Retype all of the listing exactly, passing over any picture you find.

Start of Records for the task

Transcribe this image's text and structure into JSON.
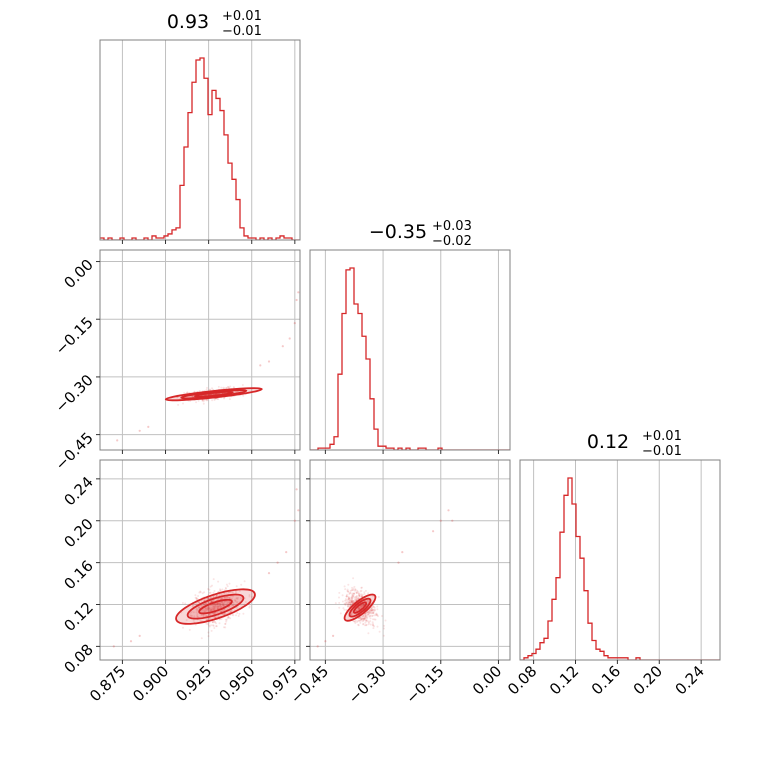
{
  "chart_data": {
    "type": "corner",
    "color": "#d62728",
    "grid": true,
    "parameters": [
      {
        "index": 0,
        "title_value": "0.93",
        "title_plus": "+0.01",
        "title_minus": "−0.01",
        "median": 0.93,
        "range": [
          0.862,
          0.978
        ],
        "ticks": [
          0.875,
          0.9,
          0.925,
          0.95,
          0.975
        ],
        "tick_labels": [
          "0.875",
          "0.900",
          "0.925",
          "0.950",
          "0.975"
        ],
        "hist": {
          "edges_start": 0.862,
          "bin_width": 0.00232,
          "counts": [
            1,
            0,
            1,
            0,
            0,
            1,
            0,
            0,
            1,
            0,
            0,
            1,
            0,
            2,
            1,
            1,
            2,
            3,
            5,
            6,
            27,
            46,
            63,
            78,
            89,
            90,
            80,
            62,
            74,
            70,
            64,
            52,
            38,
            30,
            20,
            6,
            2,
            1,
            1,
            0,
            1,
            0,
            1,
            0,
            1,
            2,
            1,
            1,
            0,
            0
          ]
        }
      },
      {
        "index": 1,
        "title_value": "−0.35",
        "title_plus": "+0.03",
        "title_minus": "−0.02",
        "median": -0.35,
        "range": [
          -0.49,
          0.03
        ],
        "ticks": [
          -0.45,
          -0.3,
          -0.15,
          0.0
        ],
        "tick_labels": [
          "−0.45",
          "−0.30",
          "−0.15",
          "0.00"
        ],
        "hist": {
          "edges_start": -0.49,
          "bin_width": 0.0104,
          "counts": [
            0,
            0,
            1,
            1,
            1,
            3,
            7,
            40,
            72,
            95,
            96,
            77,
            72,
            60,
            48,
            27,
            11,
            2,
            2,
            1,
            1,
            0,
            1,
            0,
            1,
            0,
            0,
            1,
            1,
            0,
            0,
            0,
            1,
            0,
            0,
            0,
            0,
            0,
            0,
            0,
            0,
            0,
            0,
            0,
            0,
            0,
            0,
            0,
            0,
            0
          ]
        }
      },
      {
        "index": 2,
        "title_value": "0.12",
        "title_plus": "+0.01",
        "title_minus": "−0.01",
        "median": 0.12,
        "range": [
          0.067,
          0.258
        ],
        "ticks": [
          0.08,
          0.12,
          0.16,
          0.2,
          0.24
        ],
        "tick_labels": [
          "0.08",
          "0.12",
          "0.16",
          "0.20",
          "0.24"
        ],
        "hist": {
          "edges_start": 0.067,
          "bin_width": 0.00382,
          "counts": [
            0,
            1,
            2,
            3,
            5,
            8,
            10,
            18,
            28,
            38,
            59,
            76,
            84,
            72,
            57,
            47,
            32,
            17,
            9,
            5,
            4,
            2,
            1,
            1,
            1,
            1,
            1,
            0,
            0,
            1,
            0,
            0,
            0,
            0,
            0,
            0,
            0,
            0,
            0,
            0,
            0,
            0,
            0,
            0,
            0,
            0,
            0,
            0,
            0,
            0
          ]
        }
      }
    ],
    "pairs": [
      {
        "x_param": 0,
        "y_param": 1,
        "center": [
          0.928,
          -0.345
        ],
        "direction": [
          1.0,
          0.48
        ],
        "scatter_spread": [
          0.014,
          0.006
        ],
        "contours": [
          {
            "level": 1,
            "half_length": 0.011,
            "half_width": 0.0035
          },
          {
            "level": 2,
            "half_length": 0.019,
            "half_width": 0.006
          },
          {
            "level": 3,
            "half_length": 0.028,
            "half_width": 0.0085
          }
        ],
        "tail_points": [
          [
            0.872,
            -0.465
          ],
          [
            0.885,
            -0.44
          ],
          [
            0.89,
            -0.43
          ],
          [
            0.955,
            -0.27
          ],
          [
            0.96,
            -0.26
          ],
          [
            0.968,
            -0.22
          ],
          [
            0.972,
            -0.2
          ],
          [
            0.975,
            -0.16
          ],
          [
            0.976,
            -0.1
          ],
          [
            0.977,
            -0.08
          ]
        ]
      },
      {
        "x_param": 0,
        "y_param": 2,
        "center": [
          0.929,
          0.118
        ],
        "direction": [
          1.0,
          0.55
        ],
        "scatter_spread": [
          0.013,
          0.008
        ],
        "contours": [
          {
            "level": 1,
            "half_length": 0.01,
            "half_width": 0.004
          },
          {
            "level": 2,
            "half_length": 0.017,
            "half_width": 0.0075
          },
          {
            "level": 3,
            "half_length": 0.024,
            "half_width": 0.011
          }
        ],
        "tail_points": [
          [
            0.87,
            0.08
          ],
          [
            0.88,
            0.085
          ],
          [
            0.885,
            0.09
          ],
          [
            0.96,
            0.15
          ],
          [
            0.965,
            0.16
          ],
          [
            0.97,
            0.17
          ],
          [
            0.975,
            0.2
          ],
          [
            0.977,
            0.21
          ],
          [
            0.976,
            0.23
          ]
        ]
      },
      {
        "x_param": 1,
        "y_param": 2,
        "center": [
          -0.36,
          0.117
        ],
        "direction": [
          1.0,
          0.3
        ],
        "scatter_spread": [
          0.03,
          0.009
        ],
        "contours": [
          {
            "level": 1,
            "half_length": 0.02,
            "half_width": 0.0045
          },
          {
            "level": 2,
            "half_length": 0.034,
            "half_width": 0.008
          },
          {
            "level": 3,
            "half_length": 0.05,
            "half_width": 0.0115
          }
        ],
        "tail_points": [
          [
            -0.47,
            0.08
          ],
          [
            -0.45,
            0.085
          ],
          [
            -0.43,
            0.09
          ],
          [
            -0.26,
            0.16
          ],
          [
            -0.25,
            0.17
          ],
          [
            -0.15,
            0.2
          ],
          [
            -0.13,
            0.21
          ],
          [
            -0.12,
            0.2
          ],
          [
            -0.17,
            0.19
          ]
        ]
      }
    ]
  }
}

End of Records for the task

Completed exercise
Transcribe this image's text and structure into JSON.
{
  "chart_data": {
    "type": "corner",
    "color": "#d62728",
    "grid": true,
    "parameters": [
      {
        "index": 0,
        "title_value": "0.93",
        "title_plus": "+0.01",
        "title_minus": "−0.01",
        "median": 0.93,
        "range": [
          0.862,
          0.978
        ],
        "ticks": [
          0.875,
          0.9,
          0.925,
          0.95,
          0.975
        ],
        "tick_labels": [
          "0.875",
          "0.900",
          "0.925",
          "0.950",
          "0.975"
        ],
        "hist": {
          "edges_start": 0.862,
          "bin_width": 0.00232,
          "counts": [
            1,
            0,
            1,
            0,
            0,
            1,
            0,
            0,
            1,
            0,
            0,
            1,
            0,
            2,
            1,
            1,
            2,
            3,
            5,
            6,
            27,
            46,
            63,
            78,
            89,
            90,
            80,
            62,
            74,
            70,
            64,
            52,
            38,
            30,
            20,
            6,
            2,
            1,
            1,
            0,
            1,
            0,
            1,
            0,
            1,
            2,
            1,
            1,
            0,
            0
          ]
        }
      },
      {
        "index": 1,
        "title_value": "−0.35",
        "title_plus": "+0.03",
        "title_minus": "−0.02",
        "median": -0.35,
        "range": [
          -0.49,
          0.03
        ],
        "ticks": [
          -0.45,
          -0.3,
          -0.15,
          0.0
        ],
        "tick_labels": [
          "−0.45",
          "−0.30",
          "−0.15",
          "0.00"
        ],
        "hist": {
          "edges_start": -0.49,
          "bin_width": 0.0104,
          "counts": [
            0,
            0,
            1,
            1,
            1,
            3,
            7,
            40,
            72,
            95,
            96,
            77,
            72,
            60,
            48,
            27,
            11,
            2,
            2,
            1,
            1,
            0,
            1,
            0,
            1,
            0,
            0,
            1,
            1,
            0,
            0,
            0,
            1,
            0,
            0,
            0,
            0,
            0,
            0,
            0,
            0,
            0,
            0,
            0,
            0,
            0,
            0,
            0,
            0,
            0
          ]
        }
      },
      {
        "index": 2,
        "title_value": "0.12",
        "title_plus": "+0.01",
        "title_minus": "−0.01",
        "median": 0.12,
        "range": [
          0.067,
          0.258
        ],
        "ticks": [
          0.08,
          0.12,
          0.16,
          0.2,
          0.24
        ],
        "tick_labels": [
          "0.08",
          "0.12",
          "0.16",
          "0.20",
          "0.24"
        ],
        "hist": {
          "edges_start": 0.067,
          "bin_width": 0.00382,
          "counts": [
            0,
            1,
            2,
            3,
            5,
            8,
            10,
            18,
            28,
            38,
            59,
            76,
            84,
            72,
            57,
            47,
            32,
            17,
            9,
            5,
            4,
            2,
            1,
            1,
            1,
            1,
            1,
            0,
            0,
            1,
            0,
            0,
            0,
            0,
            0,
            0,
            0,
            0,
            0,
            0,
            0,
            0,
            0,
            0,
            0,
            0,
            0,
            0,
            0,
            0
          ]
        }
      }
    ],
    "pairs": [
      {
        "x_param": 0,
        "y_param": 1,
        "center": [
          0.928,
          -0.345
        ],
        "direction": [
          1.0,
          0.48
        ],
        "scatter_spread": [
          0.014,
          0.006
        ],
        "contours": [
          {
            "level": 1,
            "half_length": 0.011,
            "half_width": 0.0035
          },
          {
            "level": 2,
            "half_length": 0.019,
            "half_width": 0.006
          },
          {
            "level": 3,
            "half_length": 0.028,
            "half_width": 0.0085
          }
        ],
        "tail_points": [
          [
            0.872,
            -0.465
          ],
          [
            0.885,
            -0.44
          ],
          [
            0.89,
            -0.43
          ],
          [
            0.955,
            -0.27
          ],
          [
            0.96,
            -0.26
          ],
          [
            0.968,
            -0.22
          ],
          [
            0.972,
            -0.2
          ],
          [
            0.975,
            -0.16
          ],
          [
            0.976,
            -0.1
          ],
          [
            0.977,
            -0.08
          ]
        ]
      },
      {
        "x_param": 0,
        "y_param": 2,
        "center": [
          0.929,
          0.118
        ],
        "direction": [
          1.0,
          0.55
        ],
        "scatter_spread": [
          0.013,
          0.008
        ],
        "contours": [
          {
            "level": 1,
            "half_length": 0.01,
            "half_width": 0.004
          },
          {
            "level": 2,
            "half_length": 0.017,
            "half_width": 0.0075
          },
          {
            "level": 3,
            "half_length": 0.024,
            "half_width": 0.011
          }
        ],
        "tail_points": [
          [
            0.87,
            0.08
          ],
          [
            0.88,
            0.085
          ],
          [
            0.885,
            0.09
          ],
          [
            0.96,
            0.15
          ],
          [
            0.965,
            0.16
          ],
          [
            0.97,
            0.17
          ],
          [
            0.975,
            0.2
          ],
          [
            0.977,
            0.21
          ],
          [
            0.976,
            0.23
          ]
        ]
      },
      {
        "x_param": 1,
        "y_param": 2,
        "center": [
          -0.36,
          0.117
        ],
        "direction": [
          1.0,
          0.3
        ],
        "scatter_spread": [
          0.03,
          0.009
        ],
        "contours": [
          {
            "level": 1,
            "half_length": 0.02,
            "half_width": 0.0045
          },
          {
            "level": 2,
            "half_length": 0.034,
            "half_width": 0.008
          },
          {
            "level": 3,
            "half_length": 0.05,
            "half_width": 0.0115
          }
        ],
        "tail_points": [
          [
            -0.47,
            0.08
          ],
          [
            -0.45,
            0.085
          ],
          [
            -0.43,
            0.09
          ],
          [
            -0.26,
            0.16
          ],
          [
            -0.25,
            0.17
          ],
          [
            -0.15,
            0.2
          ],
          [
            -0.13,
            0.21
          ],
          [
            -0.12,
            0.2
          ],
          [
            -0.17,
            0.19
          ]
        ]
      }
    ]
  }
}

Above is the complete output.